● **WRITTEN TASK**: Set down each record below precisely, skipping the pictures.

▼

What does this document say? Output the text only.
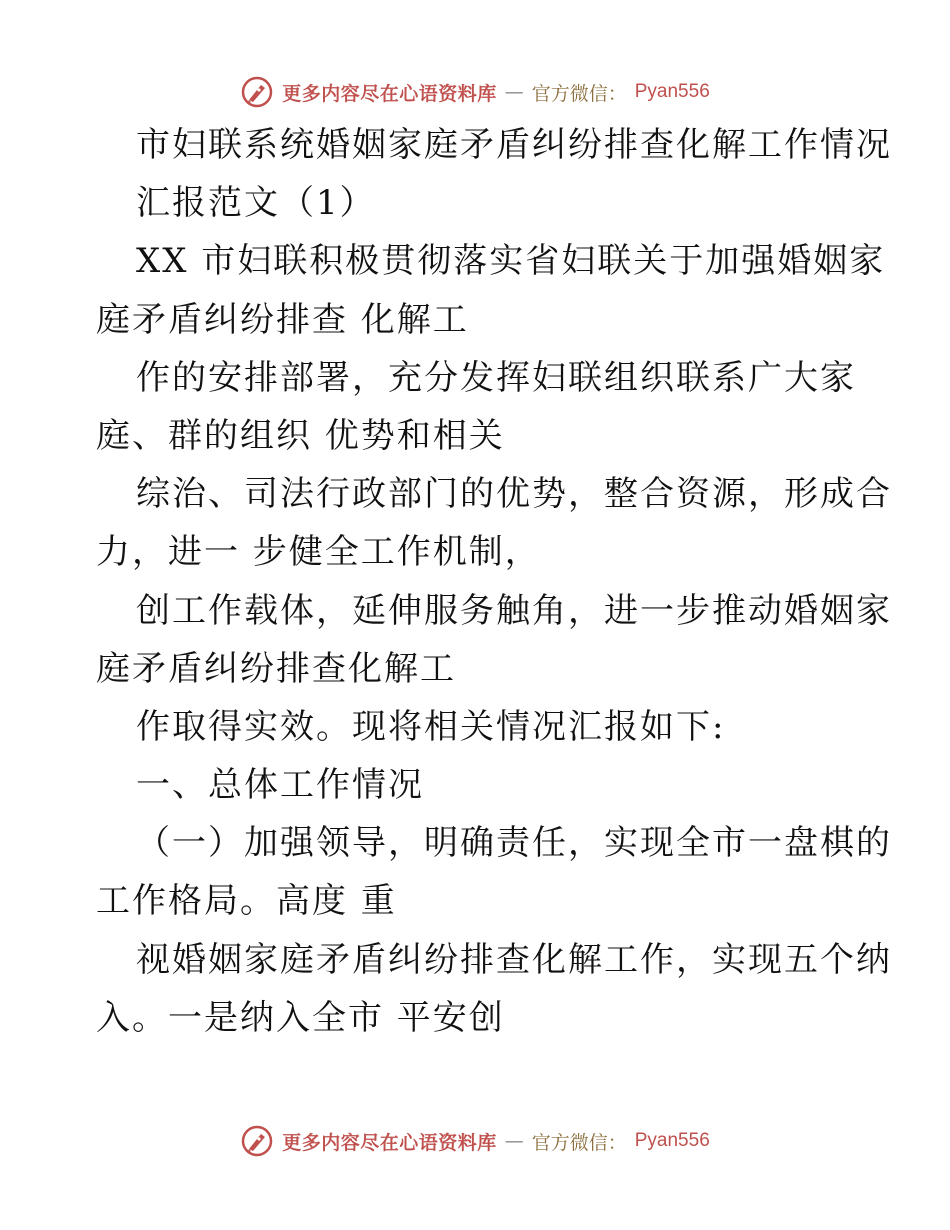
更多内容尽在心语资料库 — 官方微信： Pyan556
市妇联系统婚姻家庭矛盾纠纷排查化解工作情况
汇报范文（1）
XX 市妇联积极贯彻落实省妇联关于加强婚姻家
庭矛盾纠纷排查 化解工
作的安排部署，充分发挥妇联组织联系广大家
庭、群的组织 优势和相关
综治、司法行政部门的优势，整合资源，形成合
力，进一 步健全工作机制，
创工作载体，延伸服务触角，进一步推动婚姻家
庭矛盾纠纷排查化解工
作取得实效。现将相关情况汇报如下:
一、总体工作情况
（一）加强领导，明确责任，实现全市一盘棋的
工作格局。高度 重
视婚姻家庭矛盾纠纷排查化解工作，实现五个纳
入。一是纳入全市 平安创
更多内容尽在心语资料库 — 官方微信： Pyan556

▲

● **RESPONSE BELOW**:
What does this document say? Output the text only.
更多内容尽在心语资料库 — 官方微信： Pyan556
市妇联系统婚姻家庭矛盾纠纷排查化解工作情况
汇报范文（1）
XX 市妇联积极贯彻落实省妇联关于加强婚姻家
庭矛盾纠纷排查 化解工
作的安排部署，充分发挥妇联组织联系广大家
庭、群的组织 优势和相关
综治、司法行政部门的优势，整合资源，形成合
力，进一 步健全工作机制，
创工作载体，延伸服务触角，进一步推动婚姻家
庭矛盾纠纷排查化解工
作取得实效。现将相关情况汇报如下:
一、总体工作情况
（一）加强领导，明确责任，实现全市一盘棋的
工作格局。高度 重
视婚姻家庭矛盾纠纷排查化解工作，实现五个纳
入。一是纳入全市 平安创
更多内容尽在心语资料库 — 官方微信： Pyan556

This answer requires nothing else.